====== SUPPLIED MATERIAL ======

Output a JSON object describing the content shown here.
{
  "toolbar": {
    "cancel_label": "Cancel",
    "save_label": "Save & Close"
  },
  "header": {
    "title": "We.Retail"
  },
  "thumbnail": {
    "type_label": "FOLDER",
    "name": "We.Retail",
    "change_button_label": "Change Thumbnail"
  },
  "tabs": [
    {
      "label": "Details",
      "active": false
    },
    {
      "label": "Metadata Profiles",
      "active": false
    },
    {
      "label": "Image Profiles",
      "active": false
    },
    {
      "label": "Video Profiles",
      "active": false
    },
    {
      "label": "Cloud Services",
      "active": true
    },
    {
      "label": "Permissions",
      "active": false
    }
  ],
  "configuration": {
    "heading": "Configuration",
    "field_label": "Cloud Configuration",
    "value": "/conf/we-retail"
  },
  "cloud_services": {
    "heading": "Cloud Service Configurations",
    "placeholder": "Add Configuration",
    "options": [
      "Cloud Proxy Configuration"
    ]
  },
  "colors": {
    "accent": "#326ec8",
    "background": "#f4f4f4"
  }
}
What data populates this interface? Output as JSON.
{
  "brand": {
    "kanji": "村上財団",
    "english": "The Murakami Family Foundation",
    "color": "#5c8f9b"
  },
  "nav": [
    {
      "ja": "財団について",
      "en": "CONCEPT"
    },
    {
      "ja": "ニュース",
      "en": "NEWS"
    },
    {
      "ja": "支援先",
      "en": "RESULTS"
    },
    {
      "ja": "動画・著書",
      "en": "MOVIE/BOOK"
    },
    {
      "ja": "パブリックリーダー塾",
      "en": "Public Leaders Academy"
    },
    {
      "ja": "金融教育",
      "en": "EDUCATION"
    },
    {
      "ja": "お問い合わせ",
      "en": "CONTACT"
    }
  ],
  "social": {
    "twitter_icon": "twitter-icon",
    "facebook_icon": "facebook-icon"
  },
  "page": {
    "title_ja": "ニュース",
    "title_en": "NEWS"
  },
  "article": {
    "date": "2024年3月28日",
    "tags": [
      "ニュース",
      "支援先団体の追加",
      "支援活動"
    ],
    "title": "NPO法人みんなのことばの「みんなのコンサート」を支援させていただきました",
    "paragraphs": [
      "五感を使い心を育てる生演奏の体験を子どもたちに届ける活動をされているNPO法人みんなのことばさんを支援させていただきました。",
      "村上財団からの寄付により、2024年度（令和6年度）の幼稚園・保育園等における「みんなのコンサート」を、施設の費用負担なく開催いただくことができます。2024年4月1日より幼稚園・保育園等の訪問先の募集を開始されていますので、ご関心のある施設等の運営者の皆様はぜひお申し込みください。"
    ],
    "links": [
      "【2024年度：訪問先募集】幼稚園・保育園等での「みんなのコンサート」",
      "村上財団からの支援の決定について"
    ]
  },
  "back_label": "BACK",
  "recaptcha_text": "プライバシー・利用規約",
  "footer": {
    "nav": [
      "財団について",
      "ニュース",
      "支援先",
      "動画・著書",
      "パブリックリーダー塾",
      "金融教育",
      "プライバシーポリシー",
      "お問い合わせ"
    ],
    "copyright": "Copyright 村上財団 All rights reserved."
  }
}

======

WORK TO DO:
Please repeat the listing above in full and exactly.

REPLY:
Output a JSON object describing the content shown here.
{
  "toolbar": {
    "cancel_label": "Cancel",
    "save_label": "Save & Close"
  },
  "header": {
    "title": "We.Retail"
  },
  "thumbnail": {
    "type_label": "FOLDER",
    "name": "We.Retail",
    "change_button_label": "Change Thumbnail"
  },
  "tabs": [
    {
      "label": "Details",
      "active": false
    },
    {
      "label": "Metadata Profiles",
      "active": false
    },
    {
      "label": "Image Profiles",
      "active": false
    },
    {
      "label": "Video Profiles",
      "active": false
    },
    {
      "label": "Cloud Services",
      "active": true
    },
    {
      "label": "Permissions",
      "active": false
    }
  ],
  "configuration": {
    "heading": "Configuration",
    "field_label": "Cloud Configuration",
    "value": "/conf/we-retail"
  },
  "cloud_services": {
    "heading": "Cloud Service Configurations",
    "placeholder": "Add Configuration",
    "options": [
      "Cloud Proxy Configuration"
    ]
  },
  "colors": {
    "accent": "#326ec8",
    "background": "#f4f4f4"
  }
}
What data populates this interface? Output as JSON.
{
  "brand": {
    "kanji": "村上財団",
    "english": "The Murakami Family Foundation",
    "color": "#5c8f9b"
  },
  "nav": [
    {
      "ja": "財団について",
      "en": "CONCEPT"
    },
    {
      "ja": "ニュース",
      "en": "NEWS"
    },
    {
      "ja": "支援先",
      "en": "RESULTS"
    },
    {
      "ja": "動画・著書",
      "en": "MOVIE/BOOK"
    },
    {
      "ja": "パブリックリーダー塾",
      "en": "Public Leaders Academy"
    },
    {
      "ja": "金融教育",
      "en": "EDUCATION"
    },
    {
      "ja": "お問い合わせ",
      "en": "CONTACT"
    }
  ],
  "social": {
    "twitter_icon": "twitter-icon",
    "facebook_icon": "facebook-icon"
  },
  "page": {
    "title_ja": "ニュース",
    "title_en": "NEWS"
  },
  "article": {
    "date": "2024年3月28日",
    "tags": [
      "ニュース",
      "支援先団体の追加",
      "支援活動"
    ],
    "title": "NPO法人みんなのことばの「みんなのコンサート」を支援させていただきました",
    "paragraphs": [
      "五感を使い心を育てる生演奏の体験を子どもたちに届ける活動をされているNPO法人みんなのことばさんを支援させていただきました。",
      "村上財団からの寄付により、2024年度（令和6年度）の幼稚園・保育園等における「みんなのコンサート」を、施設の費用負担なく開催いただくことができます。2024年4月1日より幼稚園・保育園等の訪問先の募集を開始されていますので、ご関心のある施設等の運営者の皆様はぜひお申し込みください。"
    ],
    "links": [
      "【2024年度：訪問先募集】幼稚園・保育園等での「みんなのコンサート」",
      "村上財団からの支援の決定について"
    ]
  },
  "back_label": "BACK",
  "recaptcha_text": "プライバシー・利用規約",
  "footer": {
    "nav": [
      "財団について",
      "ニュース",
      "支援先",
      "動画・著書",
      "パブリックリーダー塾",
      "金融教育",
      "プライバシーポリシー",
      "お問い合わせ"
    ],
    "copyright": "Copyright 村上財団 All rights reserved."
  }
}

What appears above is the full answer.